**AVAILABLE DATA**
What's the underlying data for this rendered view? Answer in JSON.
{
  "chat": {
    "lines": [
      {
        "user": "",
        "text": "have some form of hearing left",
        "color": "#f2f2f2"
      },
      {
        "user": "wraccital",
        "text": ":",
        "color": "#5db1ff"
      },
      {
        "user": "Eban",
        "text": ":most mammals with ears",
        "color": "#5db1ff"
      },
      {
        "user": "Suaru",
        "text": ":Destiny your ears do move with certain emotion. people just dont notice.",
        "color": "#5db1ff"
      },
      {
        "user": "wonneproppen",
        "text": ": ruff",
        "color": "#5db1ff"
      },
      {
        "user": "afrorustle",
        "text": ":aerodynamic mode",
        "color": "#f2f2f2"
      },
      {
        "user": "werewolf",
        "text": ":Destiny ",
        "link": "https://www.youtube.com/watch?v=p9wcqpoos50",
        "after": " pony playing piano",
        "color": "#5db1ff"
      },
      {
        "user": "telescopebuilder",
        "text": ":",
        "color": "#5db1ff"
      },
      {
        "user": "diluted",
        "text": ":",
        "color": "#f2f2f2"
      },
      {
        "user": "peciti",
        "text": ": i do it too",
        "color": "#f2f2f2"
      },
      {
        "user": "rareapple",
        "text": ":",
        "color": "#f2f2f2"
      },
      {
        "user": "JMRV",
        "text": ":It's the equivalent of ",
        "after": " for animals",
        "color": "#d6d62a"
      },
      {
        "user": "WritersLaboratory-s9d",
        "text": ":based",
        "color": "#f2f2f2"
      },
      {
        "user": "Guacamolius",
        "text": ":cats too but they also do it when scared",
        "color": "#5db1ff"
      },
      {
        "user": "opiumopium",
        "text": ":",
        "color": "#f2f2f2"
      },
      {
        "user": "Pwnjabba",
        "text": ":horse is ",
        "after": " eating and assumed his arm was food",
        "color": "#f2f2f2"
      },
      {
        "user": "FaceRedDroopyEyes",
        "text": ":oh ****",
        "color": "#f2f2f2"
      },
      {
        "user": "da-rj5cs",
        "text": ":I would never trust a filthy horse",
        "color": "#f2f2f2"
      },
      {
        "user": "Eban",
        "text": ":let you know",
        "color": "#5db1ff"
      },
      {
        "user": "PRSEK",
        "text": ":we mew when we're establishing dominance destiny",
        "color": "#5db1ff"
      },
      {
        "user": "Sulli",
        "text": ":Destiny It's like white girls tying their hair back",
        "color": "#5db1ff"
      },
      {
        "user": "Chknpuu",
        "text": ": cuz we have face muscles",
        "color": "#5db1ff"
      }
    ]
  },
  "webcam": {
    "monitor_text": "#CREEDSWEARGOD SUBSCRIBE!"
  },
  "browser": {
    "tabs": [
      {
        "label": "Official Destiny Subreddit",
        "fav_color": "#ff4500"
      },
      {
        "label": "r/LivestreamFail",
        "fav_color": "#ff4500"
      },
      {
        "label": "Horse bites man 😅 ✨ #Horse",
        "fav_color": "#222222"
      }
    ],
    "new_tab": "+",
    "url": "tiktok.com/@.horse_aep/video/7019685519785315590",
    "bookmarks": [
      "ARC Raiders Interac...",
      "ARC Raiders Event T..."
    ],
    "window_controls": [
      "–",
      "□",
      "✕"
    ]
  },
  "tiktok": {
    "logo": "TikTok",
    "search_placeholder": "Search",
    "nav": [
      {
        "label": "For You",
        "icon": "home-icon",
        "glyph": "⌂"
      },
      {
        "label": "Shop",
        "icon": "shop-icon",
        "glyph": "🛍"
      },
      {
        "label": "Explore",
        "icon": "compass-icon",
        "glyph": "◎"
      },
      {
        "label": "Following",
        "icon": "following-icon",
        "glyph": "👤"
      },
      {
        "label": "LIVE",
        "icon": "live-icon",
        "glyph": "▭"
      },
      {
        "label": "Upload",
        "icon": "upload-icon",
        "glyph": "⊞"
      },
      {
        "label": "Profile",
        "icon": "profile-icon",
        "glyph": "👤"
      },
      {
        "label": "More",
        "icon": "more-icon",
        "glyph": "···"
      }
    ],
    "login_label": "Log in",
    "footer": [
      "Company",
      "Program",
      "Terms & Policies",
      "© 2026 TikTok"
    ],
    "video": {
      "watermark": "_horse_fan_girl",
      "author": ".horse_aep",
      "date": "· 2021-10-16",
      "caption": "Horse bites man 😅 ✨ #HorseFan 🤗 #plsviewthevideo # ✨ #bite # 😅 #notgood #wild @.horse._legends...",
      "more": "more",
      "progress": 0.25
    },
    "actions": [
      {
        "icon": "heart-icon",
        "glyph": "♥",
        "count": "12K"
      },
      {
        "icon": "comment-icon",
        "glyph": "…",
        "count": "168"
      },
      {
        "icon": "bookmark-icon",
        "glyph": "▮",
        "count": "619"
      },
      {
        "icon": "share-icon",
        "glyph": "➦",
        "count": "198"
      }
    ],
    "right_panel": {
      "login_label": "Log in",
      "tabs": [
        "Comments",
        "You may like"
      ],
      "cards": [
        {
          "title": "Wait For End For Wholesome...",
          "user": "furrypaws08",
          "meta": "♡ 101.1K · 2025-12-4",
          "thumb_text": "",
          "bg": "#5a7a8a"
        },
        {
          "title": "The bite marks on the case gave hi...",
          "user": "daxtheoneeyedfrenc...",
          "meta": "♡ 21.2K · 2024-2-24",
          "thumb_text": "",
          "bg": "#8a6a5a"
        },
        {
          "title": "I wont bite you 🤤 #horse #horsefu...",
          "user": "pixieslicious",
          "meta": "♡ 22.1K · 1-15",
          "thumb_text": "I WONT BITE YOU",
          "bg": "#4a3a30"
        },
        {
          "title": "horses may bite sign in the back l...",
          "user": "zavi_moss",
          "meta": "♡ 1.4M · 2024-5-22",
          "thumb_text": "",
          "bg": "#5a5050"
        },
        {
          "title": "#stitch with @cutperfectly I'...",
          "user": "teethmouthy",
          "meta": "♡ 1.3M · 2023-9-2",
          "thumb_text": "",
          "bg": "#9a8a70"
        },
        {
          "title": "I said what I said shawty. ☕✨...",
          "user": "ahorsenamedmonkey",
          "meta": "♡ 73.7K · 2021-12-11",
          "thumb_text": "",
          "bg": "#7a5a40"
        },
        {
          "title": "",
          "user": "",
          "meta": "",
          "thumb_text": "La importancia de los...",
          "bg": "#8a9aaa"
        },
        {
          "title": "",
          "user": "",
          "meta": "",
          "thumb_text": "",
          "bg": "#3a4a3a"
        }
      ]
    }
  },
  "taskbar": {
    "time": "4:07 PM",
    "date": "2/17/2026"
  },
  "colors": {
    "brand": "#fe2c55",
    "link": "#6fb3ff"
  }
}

**PROBLEM TO WORK ON**
List each line of the entries that holds the string "like".

**RESPONSE FOR THIS EXERCISE**
        "text": ":Destiny It's like white girls tying their hair back",
        "You may like"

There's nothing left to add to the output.